Brief.
The response should hold each line from the entries below where "Daniel" is found.

Information shown.
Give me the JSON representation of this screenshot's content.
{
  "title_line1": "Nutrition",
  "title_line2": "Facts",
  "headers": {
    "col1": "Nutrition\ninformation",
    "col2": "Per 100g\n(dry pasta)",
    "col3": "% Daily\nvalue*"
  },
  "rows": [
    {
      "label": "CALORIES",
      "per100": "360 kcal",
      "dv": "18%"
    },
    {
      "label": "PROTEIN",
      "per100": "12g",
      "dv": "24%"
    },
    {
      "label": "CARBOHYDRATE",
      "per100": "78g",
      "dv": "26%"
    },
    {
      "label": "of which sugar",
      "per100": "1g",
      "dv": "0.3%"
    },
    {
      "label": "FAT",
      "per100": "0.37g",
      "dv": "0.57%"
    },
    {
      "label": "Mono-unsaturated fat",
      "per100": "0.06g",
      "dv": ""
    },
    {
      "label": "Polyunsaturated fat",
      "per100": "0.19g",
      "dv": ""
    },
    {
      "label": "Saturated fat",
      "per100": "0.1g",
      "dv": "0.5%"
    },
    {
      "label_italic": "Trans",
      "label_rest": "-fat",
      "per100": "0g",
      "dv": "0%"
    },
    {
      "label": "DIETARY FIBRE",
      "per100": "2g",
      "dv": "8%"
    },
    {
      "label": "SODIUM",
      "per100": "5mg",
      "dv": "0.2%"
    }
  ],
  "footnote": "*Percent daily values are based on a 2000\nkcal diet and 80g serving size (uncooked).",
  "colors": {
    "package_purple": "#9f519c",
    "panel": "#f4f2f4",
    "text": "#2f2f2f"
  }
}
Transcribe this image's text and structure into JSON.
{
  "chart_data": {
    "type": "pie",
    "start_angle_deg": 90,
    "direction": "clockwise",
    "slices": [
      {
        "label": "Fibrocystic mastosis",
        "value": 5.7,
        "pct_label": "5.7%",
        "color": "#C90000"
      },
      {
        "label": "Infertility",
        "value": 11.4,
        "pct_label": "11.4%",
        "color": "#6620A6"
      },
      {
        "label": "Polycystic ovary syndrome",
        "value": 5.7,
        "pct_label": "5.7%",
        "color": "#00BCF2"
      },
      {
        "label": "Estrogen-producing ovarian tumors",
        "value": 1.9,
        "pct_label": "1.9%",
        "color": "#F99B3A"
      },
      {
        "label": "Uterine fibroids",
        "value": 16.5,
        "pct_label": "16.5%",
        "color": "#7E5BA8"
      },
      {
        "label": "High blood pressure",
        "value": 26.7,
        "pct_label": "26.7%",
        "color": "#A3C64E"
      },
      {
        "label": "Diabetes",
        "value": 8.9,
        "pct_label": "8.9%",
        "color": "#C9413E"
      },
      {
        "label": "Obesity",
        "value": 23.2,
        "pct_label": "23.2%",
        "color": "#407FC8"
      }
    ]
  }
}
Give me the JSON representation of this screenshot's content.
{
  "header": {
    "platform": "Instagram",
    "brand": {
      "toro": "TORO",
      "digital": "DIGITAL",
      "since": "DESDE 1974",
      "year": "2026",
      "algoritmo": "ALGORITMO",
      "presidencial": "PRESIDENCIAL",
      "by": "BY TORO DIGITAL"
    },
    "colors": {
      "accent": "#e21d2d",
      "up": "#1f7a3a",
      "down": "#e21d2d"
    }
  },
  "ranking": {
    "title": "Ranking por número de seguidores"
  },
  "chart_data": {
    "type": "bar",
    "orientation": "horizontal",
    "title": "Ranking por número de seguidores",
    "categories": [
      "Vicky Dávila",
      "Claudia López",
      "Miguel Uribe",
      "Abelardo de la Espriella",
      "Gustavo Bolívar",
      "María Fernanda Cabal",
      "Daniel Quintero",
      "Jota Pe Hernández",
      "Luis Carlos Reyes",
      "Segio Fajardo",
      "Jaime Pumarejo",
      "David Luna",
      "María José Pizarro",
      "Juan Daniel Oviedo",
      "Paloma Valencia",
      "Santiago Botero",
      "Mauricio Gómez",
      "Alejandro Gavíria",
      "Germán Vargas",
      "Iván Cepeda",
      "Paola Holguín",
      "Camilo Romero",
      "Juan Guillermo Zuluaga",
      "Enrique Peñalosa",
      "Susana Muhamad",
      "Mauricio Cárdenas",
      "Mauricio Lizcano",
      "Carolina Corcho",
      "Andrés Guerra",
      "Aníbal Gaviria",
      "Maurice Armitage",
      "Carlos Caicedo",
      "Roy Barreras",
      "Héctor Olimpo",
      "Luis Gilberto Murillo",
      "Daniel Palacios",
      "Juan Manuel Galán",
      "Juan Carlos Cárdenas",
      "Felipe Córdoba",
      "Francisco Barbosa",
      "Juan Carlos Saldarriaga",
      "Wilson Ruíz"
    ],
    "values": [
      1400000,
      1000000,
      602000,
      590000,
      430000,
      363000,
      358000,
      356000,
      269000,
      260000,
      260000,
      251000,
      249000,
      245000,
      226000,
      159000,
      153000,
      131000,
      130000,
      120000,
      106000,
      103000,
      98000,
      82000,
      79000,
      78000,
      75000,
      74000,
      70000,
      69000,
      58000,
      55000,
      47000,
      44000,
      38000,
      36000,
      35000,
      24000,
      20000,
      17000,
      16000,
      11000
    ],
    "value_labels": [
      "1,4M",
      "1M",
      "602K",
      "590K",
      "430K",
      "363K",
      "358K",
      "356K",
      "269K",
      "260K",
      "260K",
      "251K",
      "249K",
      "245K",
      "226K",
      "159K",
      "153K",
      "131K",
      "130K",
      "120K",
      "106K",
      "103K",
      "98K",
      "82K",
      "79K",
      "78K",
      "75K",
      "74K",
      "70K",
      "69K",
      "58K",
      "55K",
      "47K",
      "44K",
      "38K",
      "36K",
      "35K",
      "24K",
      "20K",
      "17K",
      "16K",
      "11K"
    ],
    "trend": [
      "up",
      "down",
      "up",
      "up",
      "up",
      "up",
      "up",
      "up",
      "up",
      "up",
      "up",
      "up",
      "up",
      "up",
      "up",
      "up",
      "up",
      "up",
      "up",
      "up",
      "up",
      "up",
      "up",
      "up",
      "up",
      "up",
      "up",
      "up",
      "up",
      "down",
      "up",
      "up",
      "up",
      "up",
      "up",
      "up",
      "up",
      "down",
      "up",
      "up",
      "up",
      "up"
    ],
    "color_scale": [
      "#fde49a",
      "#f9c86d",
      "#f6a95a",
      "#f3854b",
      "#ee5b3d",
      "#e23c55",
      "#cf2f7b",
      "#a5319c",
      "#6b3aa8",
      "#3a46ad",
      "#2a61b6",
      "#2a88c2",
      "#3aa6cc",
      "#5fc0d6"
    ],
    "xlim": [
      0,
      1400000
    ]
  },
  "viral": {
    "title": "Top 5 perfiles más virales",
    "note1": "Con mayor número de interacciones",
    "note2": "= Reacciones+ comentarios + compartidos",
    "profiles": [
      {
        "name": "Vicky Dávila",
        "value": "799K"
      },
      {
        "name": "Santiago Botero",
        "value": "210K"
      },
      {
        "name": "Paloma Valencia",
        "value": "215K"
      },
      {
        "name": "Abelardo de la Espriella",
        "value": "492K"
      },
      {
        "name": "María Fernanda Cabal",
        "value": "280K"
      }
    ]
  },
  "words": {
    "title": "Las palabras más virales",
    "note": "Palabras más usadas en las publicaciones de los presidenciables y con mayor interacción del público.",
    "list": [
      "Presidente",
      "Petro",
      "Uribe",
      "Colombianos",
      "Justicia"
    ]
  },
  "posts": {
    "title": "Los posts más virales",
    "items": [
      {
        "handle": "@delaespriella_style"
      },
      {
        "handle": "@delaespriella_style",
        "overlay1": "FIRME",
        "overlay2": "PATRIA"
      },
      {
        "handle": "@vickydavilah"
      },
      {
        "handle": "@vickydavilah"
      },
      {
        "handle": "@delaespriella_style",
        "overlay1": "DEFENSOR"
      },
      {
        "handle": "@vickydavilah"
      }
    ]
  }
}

Task result.
      "Daniel Quintero",
      "Juan Daniel Oviedo",
      "Daniel Palacios",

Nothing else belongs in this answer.